> _Data lines_:

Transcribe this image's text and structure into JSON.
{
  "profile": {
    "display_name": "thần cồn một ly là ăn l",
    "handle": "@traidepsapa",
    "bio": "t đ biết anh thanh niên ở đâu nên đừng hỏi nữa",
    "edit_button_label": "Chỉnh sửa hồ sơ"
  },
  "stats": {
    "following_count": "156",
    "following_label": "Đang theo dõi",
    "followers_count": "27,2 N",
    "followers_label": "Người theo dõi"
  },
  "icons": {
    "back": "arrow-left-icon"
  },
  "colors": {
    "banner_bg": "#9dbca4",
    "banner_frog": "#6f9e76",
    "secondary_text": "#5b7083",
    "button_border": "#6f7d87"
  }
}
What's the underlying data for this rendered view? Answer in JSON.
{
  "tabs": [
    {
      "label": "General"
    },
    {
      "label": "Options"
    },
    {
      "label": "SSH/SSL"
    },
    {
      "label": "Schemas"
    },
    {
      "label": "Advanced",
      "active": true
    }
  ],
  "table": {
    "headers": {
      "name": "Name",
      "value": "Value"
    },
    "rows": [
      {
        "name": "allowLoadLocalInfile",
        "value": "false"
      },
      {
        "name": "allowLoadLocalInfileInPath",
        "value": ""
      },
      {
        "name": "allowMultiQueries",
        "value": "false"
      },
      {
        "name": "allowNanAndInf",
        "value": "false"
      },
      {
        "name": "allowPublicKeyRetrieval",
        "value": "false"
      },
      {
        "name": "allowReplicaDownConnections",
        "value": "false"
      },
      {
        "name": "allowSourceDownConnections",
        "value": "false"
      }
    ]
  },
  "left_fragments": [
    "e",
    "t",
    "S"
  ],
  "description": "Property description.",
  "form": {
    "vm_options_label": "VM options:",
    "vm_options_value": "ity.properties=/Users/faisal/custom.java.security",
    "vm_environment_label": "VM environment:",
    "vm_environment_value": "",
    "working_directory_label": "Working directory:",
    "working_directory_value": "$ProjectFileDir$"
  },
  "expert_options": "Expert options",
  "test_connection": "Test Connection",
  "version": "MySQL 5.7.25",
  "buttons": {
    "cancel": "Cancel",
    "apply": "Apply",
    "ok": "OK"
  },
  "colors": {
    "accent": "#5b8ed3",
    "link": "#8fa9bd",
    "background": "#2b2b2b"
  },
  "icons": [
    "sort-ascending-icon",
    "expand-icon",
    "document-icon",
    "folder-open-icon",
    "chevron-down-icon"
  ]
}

> _Exercise description_:
Extract the complete listing above, reproducing each line exactly.

> _The answer_:
Transcribe this image's text and structure into JSON.
{
  "profile": {
    "display_name": "thần cồn một ly là ăn l",
    "handle": "@traidepsapa",
    "bio": "t đ biết anh thanh niên ở đâu nên đừng hỏi nữa",
    "edit_button_label": "Chỉnh sửa hồ sơ"
  },
  "stats": {
    "following_count": "156",
    "following_label": "Đang theo dõi",
    "followers_count": "27,2 N",
    "followers_label": "Người theo dõi"
  },
  "icons": {
    "back": "arrow-left-icon"
  },
  "colors": {
    "banner_bg": "#9dbca4",
    "banner_frog": "#6f9e76",
    "secondary_text": "#5b7083",
    "button_border": "#6f7d87"
  }
}
What's the underlying data for this rendered view? Answer in JSON.
{
  "tabs": [
    {
      "label": "General"
    },
    {
      "label": "Options"
    },
    {
      "label": "SSH/SSL"
    },
    {
      "label": "Schemas"
    },
    {
      "label": "Advanced",
      "active": true
    }
  ],
  "table": {
    "headers": {
      "name": "Name",
      "value": "Value"
    },
    "rows": [
      {
        "name": "allowLoadLocalInfile",
        "value": "false"
      },
      {
        "name": "allowLoadLocalInfileInPath",
        "value": ""
      },
      {
        "name": "allowMultiQueries",
        "value": "false"
      },
      {
        "name": "allowNanAndInf",
        "value": "false"
      },
      {
        "name": "allowPublicKeyRetrieval",
        "value": "false"
      },
      {
        "name": "allowReplicaDownConnections",
        "value": "false"
      },
      {
        "name": "allowSourceDownConnections",
        "value": "false"
      }
    ]
  },
  "left_fragments": [
    "e",
    "t",
    "S"
  ],
  "description": "Property description.",
  "form": {
    "vm_options_label": "VM options:",
    "vm_options_value": "ity.properties=/Users/faisal/custom.java.security",
    "vm_environment_label": "VM environment:",
    "vm_environment_value": "",
    "working_directory_label": "Working directory:",
    "working_directory_value": "$ProjectFileDir$"
  },
  "expert_options": "Expert options",
  "test_connection": "Test Connection",
  "version": "MySQL 5.7.25",
  "buttons": {
    "cancel": "Cancel",
    "apply": "Apply",
    "ok": "OK"
  },
  "colors": {
    "accent": "#5b8ed3",
    "link": "#8fa9bd",
    "background": "#2b2b2b"
  },
  "icons": [
    "sort-ascending-icon",
    "expand-icon",
    "document-icon",
    "folder-open-icon",
    "chevron-down-icon"
  ]
}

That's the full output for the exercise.